==== Material for this exercise ====

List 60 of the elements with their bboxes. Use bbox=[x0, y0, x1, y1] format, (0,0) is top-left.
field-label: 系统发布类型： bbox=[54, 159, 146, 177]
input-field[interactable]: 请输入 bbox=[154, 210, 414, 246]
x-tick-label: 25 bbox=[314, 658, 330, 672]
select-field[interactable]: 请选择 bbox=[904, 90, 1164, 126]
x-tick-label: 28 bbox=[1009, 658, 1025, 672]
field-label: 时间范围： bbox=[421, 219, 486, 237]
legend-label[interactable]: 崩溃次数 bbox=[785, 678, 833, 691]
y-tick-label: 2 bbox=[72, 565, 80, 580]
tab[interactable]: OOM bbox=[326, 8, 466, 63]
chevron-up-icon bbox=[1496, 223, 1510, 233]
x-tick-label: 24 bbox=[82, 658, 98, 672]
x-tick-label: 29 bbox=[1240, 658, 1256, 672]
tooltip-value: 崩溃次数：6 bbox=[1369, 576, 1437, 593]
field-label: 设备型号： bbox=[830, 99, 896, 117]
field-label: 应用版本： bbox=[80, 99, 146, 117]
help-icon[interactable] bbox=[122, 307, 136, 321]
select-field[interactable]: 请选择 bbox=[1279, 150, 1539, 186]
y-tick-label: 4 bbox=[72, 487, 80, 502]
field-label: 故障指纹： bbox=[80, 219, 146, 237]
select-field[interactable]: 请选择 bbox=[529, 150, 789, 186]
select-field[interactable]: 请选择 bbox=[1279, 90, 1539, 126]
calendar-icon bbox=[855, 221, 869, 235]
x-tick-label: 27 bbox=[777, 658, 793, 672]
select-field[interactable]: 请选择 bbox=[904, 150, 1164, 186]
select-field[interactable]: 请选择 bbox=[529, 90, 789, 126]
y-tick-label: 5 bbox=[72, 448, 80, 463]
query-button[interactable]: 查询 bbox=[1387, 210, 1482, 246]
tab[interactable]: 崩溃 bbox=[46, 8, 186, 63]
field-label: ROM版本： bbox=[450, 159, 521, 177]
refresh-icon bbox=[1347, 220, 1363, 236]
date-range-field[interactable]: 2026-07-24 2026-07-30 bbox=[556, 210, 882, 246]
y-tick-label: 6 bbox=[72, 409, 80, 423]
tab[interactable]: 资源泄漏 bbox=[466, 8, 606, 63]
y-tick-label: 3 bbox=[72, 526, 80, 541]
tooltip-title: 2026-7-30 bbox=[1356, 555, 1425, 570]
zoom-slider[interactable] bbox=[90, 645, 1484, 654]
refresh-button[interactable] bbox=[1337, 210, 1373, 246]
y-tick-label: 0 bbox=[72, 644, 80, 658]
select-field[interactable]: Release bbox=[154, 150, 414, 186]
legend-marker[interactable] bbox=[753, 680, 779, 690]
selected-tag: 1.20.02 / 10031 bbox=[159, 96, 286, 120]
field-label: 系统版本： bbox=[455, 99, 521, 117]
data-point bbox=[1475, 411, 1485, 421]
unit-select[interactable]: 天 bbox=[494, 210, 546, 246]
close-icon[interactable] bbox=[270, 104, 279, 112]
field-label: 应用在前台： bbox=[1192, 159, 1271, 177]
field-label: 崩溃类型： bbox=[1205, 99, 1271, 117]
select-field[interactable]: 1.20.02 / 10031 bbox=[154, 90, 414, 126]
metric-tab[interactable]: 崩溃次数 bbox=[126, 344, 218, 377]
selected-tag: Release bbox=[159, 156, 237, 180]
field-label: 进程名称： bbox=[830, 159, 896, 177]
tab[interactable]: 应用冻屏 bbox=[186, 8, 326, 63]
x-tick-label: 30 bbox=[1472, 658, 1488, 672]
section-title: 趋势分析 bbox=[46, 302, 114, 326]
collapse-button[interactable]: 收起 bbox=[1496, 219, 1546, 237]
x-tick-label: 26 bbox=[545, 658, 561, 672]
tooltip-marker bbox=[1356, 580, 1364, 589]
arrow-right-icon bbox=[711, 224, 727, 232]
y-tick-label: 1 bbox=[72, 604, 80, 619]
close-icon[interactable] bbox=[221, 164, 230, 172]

====

● Written exercise: Reproduce all of the rows above verbatim, with no changes.

● The result:
List 60 of the elements with their bboxes. Use bbox=[x0, y0, x1, y1] format, (0,0) is top-left.
field-label: 系统发布类型： bbox=[54, 159, 146, 177]
input-field[interactable]: 请输入 bbox=[154, 210, 414, 246]
x-tick-label: 25 bbox=[314, 658, 330, 672]
select-field[interactable]: 请选择 bbox=[904, 90, 1164, 126]
x-tick-label: 28 bbox=[1009, 658, 1025, 672]
field-label: 时间范围： bbox=[421, 219, 486, 237]
legend-label[interactable]: 崩溃次数 bbox=[785, 678, 833, 691]
y-tick-label: 2 bbox=[72, 565, 80, 580]
tab[interactable]: OOM bbox=[326, 8, 466, 63]
chevron-up-icon bbox=[1496, 223, 1510, 233]
x-tick-label: 24 bbox=[82, 658, 98, 672]
x-tick-label: 29 bbox=[1240, 658, 1256, 672]
tooltip-value: 崩溃次数：6 bbox=[1369, 576, 1437, 593]
field-label: 设备型号： bbox=[830, 99, 896, 117]
field-label: 应用版本： bbox=[80, 99, 146, 117]
help-icon[interactable] bbox=[122, 307, 136, 321]
select-field[interactable]: 请选择 bbox=[1279, 150, 1539, 186]
y-tick-label: 4 bbox=[72, 487, 80, 502]
field-label: 故障指纹： bbox=[80, 219, 146, 237]
select-field[interactable]: 请选择 bbox=[529, 150, 789, 186]
select-field[interactable]: 请选择 bbox=[1279, 90, 1539, 126]
calendar-icon bbox=[855, 221, 869, 235]
x-tick-label: 27 bbox=[777, 658, 793, 672]
select-field[interactable]: 请选择 bbox=[904, 150, 1164, 186]
select-field[interactable]: 请选择 bbox=[529, 90, 789, 126]
y-tick-label: 5 bbox=[72, 448, 80, 463]
query-button[interactable]: 查询 bbox=[1387, 210, 1482, 246]
tab[interactable]: 崩溃 bbox=[46, 8, 186, 63]
field-label: ROM版本： bbox=[450, 159, 521, 177]
refresh-icon bbox=[1347, 220, 1363, 236]
date-range-field[interactable]: 2026-07-24 2026-07-30 bbox=[556, 210, 882, 246]
y-tick-label: 6 bbox=[72, 409, 80, 423]
tab[interactable]: 资源泄漏 bbox=[466, 8, 606, 63]
y-tick-label: 3 bbox=[72, 526, 80, 541]
tooltip-title: 2026-7-30 bbox=[1356, 555, 1425, 570]
zoom-slider[interactable] bbox=[90, 645, 1484, 654]
refresh-button[interactable] bbox=[1337, 210, 1373, 246]
y-tick-label: 0 bbox=[72, 644, 80, 658]
select-field[interactable]: Release bbox=[154, 150, 414, 186]
legend-marker[interactable] bbox=[753, 680, 779, 690]
selected-tag: 1.20.02 / 10031 bbox=[159, 96, 286, 120]
field-label: 系统版本： bbox=[455, 99, 521, 117]
data-point bbox=[1475, 411, 1485, 421]
unit-select[interactable]: 天 bbox=[494, 210, 546, 246]
close-icon[interactable] bbox=[270, 104, 279, 112]
field-label: 应用在前台： bbox=[1192, 159, 1271, 177]
field-label: 崩溃类型： bbox=[1205, 99, 1271, 117]
select-field[interactable]: 1.20.02 / 10031 bbox=[154, 90, 414, 126]
metric-tab[interactable]: 崩溃次数 bbox=[126, 344, 218, 377]
selected-tag: Release bbox=[159, 156, 237, 180]
field-label: 进程名称： bbox=[830, 159, 896, 177]
tab[interactable]: 应用冻屏 bbox=[186, 8, 326, 63]
x-tick-label: 30 bbox=[1472, 658, 1488, 672]
section-title: 趋势分析 bbox=[46, 302, 114, 326]
collapse-button[interactable]: 收起 bbox=[1496, 219, 1546, 237]
x-tick-label: 26 bbox=[545, 658, 561, 672]
tooltip-marker bbox=[1356, 580, 1364, 589]
arrow-right-icon bbox=[711, 224, 727, 232]
y-tick-label: 1 bbox=[72, 604, 80, 619]
close-icon[interactable] bbox=[221, 164, 230, 172]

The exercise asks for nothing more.